# Data for the task

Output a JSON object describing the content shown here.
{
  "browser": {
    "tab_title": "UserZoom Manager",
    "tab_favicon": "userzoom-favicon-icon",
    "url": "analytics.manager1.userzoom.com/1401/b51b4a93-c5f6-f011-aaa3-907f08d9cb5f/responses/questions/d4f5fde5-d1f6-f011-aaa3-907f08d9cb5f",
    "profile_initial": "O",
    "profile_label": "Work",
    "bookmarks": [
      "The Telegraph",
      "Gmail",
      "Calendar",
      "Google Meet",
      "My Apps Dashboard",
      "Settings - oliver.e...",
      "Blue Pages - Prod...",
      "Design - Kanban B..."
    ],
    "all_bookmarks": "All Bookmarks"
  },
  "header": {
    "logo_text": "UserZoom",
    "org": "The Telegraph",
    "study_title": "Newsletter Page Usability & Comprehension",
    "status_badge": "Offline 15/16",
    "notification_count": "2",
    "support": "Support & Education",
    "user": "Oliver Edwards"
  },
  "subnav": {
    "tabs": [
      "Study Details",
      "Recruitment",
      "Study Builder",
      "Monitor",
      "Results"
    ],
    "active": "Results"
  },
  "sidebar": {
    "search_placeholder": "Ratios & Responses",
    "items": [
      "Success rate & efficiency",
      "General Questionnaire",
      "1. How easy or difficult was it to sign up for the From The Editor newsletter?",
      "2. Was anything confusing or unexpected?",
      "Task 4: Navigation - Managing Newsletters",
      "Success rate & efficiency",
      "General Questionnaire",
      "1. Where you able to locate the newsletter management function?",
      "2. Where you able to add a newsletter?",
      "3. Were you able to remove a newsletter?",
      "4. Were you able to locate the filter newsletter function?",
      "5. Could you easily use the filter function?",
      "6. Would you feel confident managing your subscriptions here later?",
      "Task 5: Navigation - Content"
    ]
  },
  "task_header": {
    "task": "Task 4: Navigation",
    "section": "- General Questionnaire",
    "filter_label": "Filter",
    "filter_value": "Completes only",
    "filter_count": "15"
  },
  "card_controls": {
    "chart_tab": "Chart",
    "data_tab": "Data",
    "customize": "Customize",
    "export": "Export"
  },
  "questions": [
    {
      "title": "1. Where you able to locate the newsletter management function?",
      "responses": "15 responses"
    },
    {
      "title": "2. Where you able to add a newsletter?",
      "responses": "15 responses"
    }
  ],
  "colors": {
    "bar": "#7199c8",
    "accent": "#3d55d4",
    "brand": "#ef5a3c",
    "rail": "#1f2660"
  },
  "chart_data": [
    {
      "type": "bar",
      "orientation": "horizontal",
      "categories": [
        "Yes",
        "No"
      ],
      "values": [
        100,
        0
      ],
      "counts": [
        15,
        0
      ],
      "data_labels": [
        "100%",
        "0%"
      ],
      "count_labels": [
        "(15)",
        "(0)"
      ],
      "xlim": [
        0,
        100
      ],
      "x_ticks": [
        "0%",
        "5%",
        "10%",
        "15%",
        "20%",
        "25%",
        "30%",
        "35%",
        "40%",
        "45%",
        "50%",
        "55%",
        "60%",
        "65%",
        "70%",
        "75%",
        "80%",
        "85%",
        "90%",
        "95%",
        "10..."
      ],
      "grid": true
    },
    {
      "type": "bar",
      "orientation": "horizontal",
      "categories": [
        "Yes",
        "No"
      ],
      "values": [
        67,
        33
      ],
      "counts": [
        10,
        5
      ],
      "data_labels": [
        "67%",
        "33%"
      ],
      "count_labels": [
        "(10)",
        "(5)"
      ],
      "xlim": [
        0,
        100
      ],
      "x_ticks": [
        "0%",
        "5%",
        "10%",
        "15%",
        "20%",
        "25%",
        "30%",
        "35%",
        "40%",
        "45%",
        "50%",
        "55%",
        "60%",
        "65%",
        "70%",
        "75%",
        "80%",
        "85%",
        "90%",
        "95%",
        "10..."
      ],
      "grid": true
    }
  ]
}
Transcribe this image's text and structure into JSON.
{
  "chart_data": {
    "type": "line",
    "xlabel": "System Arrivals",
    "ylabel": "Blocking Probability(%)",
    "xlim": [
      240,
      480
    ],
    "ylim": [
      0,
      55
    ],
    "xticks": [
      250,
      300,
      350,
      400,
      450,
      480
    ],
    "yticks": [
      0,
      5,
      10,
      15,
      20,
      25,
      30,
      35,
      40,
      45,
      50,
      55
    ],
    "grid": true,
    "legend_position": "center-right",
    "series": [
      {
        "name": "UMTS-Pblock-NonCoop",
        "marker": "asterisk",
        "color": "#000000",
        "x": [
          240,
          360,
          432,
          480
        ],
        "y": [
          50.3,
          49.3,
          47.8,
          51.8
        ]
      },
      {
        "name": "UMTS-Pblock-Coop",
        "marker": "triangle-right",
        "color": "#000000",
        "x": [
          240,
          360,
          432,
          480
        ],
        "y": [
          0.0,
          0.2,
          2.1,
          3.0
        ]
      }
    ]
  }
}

# Your instructions
From the listing above, extract all records word for word.

# Exercise solution
Output a JSON object describing the content shown here.
{
  "browser": {
    "tab_title": "UserZoom Manager",
    "tab_favicon": "userzoom-favicon-icon",
    "url": "analytics.manager1.userzoom.com/1401/b51b4a93-c5f6-f011-aaa3-907f08d9cb5f/responses/questions/d4f5fde5-d1f6-f011-aaa3-907f08d9cb5f",
    "profile_initial": "O",
    "profile_label": "Work",
    "bookmarks": [
      "The Telegraph",
      "Gmail",
      "Calendar",
      "Google Meet",
      "My Apps Dashboard",
      "Settings - oliver.e...",
      "Blue Pages - Prod...",
      "Design - Kanban B..."
    ],
    "all_bookmarks": "All Bookmarks"
  },
  "header": {
    "logo_text": "UserZoom",
    "org": "The Telegraph",
    "study_title": "Newsletter Page Usability & Comprehension",
    "status_badge": "Offline 15/16",
    "notification_count": "2",
    "support": "Support & Education",
    "user": "Oliver Edwards"
  },
  "subnav": {
    "tabs": [
      "Study Details",
      "Recruitment",
      "Study Builder",
      "Monitor",
      "Results"
    ],
    "active": "Results"
  },
  "sidebar": {
    "search_placeholder": "Ratios & Responses",
    "items": [
      "Success rate & efficiency",
      "General Questionnaire",
      "1. How easy or difficult was it to sign up for the From The Editor newsletter?",
      "2. Was anything confusing or unexpected?",
      "Task 4: Navigation - Managing Newsletters",
      "Success rate & efficiency",
      "General Questionnaire",
      "1. Where you able to locate the newsletter management function?",
      "2. Where you able to add a newsletter?",
      "3. Were you able to remove a newsletter?",
      "4. Were you able to locate the filter newsletter function?",
      "5. Could you easily use the filter function?",
      "6. Would you feel confident managing your subscriptions here later?",
      "Task 5: Navigation - Content"
    ]
  },
  "task_header": {
    "task": "Task 4: Navigation",
    "section": "- General Questionnaire",
    "filter_label": "Filter",
    "filter_value": "Completes only",
    "filter_count": "15"
  },
  "card_controls": {
    "chart_tab": "Chart",
    "data_tab": "Data",
    "customize": "Customize",
    "export": "Export"
  },
  "questions": [
    {
      "title": "1. Where you able to locate the newsletter management function?",
      "responses": "15 responses"
    },
    {
      "title": "2. Where you able to add a newsletter?",
      "responses": "15 responses"
    }
  ],
  "colors": {
    "bar": "#7199c8",
    "accent": "#3d55d4",
    "brand": "#ef5a3c",
    "rail": "#1f2660"
  },
  "chart_data": [
    {
      "type": "bar",
      "orientation": "horizontal",
      "categories": [
        "Yes",
        "No"
      ],
      "values": [
        100,
        0
      ],
      "counts": [
        15,
        0
      ],
      "data_labels": [
        "100%",
        "0%"
      ],
      "count_labels": [
        "(15)",
        "(0)"
      ],
      "xlim": [
        0,
        100
      ],
      "x_ticks": [
        "0%",
        "5%",
        "10%",
        "15%",
        "20%",
        "25%",
        "30%",
        "35%",
        "40%",
        "45%",
        "50%",
        "55%",
        "60%",
        "65%",
        "70%",
        "75%",
        "80%",
        "85%",
        "90%",
        "95%",
        "10..."
      ],
      "grid": true
    },
    {
      "type": "bar",
      "orientation": "horizontal",
      "categories": [
        "Yes",
        "No"
      ],
      "values": [
        67,
        33
      ],
      "counts": [
        10,
        5
      ],
      "data_labels": [
        "67%",
        "33%"
      ],
      "count_labels": [
        "(10)",
        "(5)"
      ],
      "xlim": [
        0,
        100
      ],
      "x_ticks": [
        "0%",
        "5%",
        "10%",
        "15%",
        "20%",
        "25%",
        "30%",
        "35%",
        "40%",
        "45%",
        "50%",
        "55%",
        "60%",
        "65%",
        "70%",
        "75%",
        "80%",
        "85%",
        "90%",
        "95%",
        "10..."
      ],
      "grid": true
    }
  ]
}
Transcribe this image's text and structure into JSON.
{
  "chart_data": {
    "type": "line",
    "xlabel": "System Arrivals",
    "ylabel": "Blocking Probability(%)",
    "xlim": [
      240,
      480
    ],
    "ylim": [
      0,
      55
    ],
    "xticks": [
      250,
      300,
      350,
      400,
      450,
      480
    ],
    "yticks": [
      0,
      5,
      10,
      15,
      20,
      25,
      30,
      35,
      40,
      45,
      50,
      55
    ],
    "grid": true,
    "legend_position": "center-right",
    "series": [
      {
        "name": "UMTS-Pblock-NonCoop",
        "marker": "asterisk",
        "color": "#000000",
        "x": [
          240,
          360,
          432,
          480
        ],
        "y": [
          50.3,
          49.3,
          47.8,
          51.8
        ]
      },
      {
        "name": "UMTS-Pblock-Coop",
        "marker": "triangle-right",
        "color": "#000000",
        "x": [
          240,
          360,
          432,
          480
        ],
        "y": [
          0.0,
          0.2,
          2.1,
          3.0
        ]
      }
    ]
  }
}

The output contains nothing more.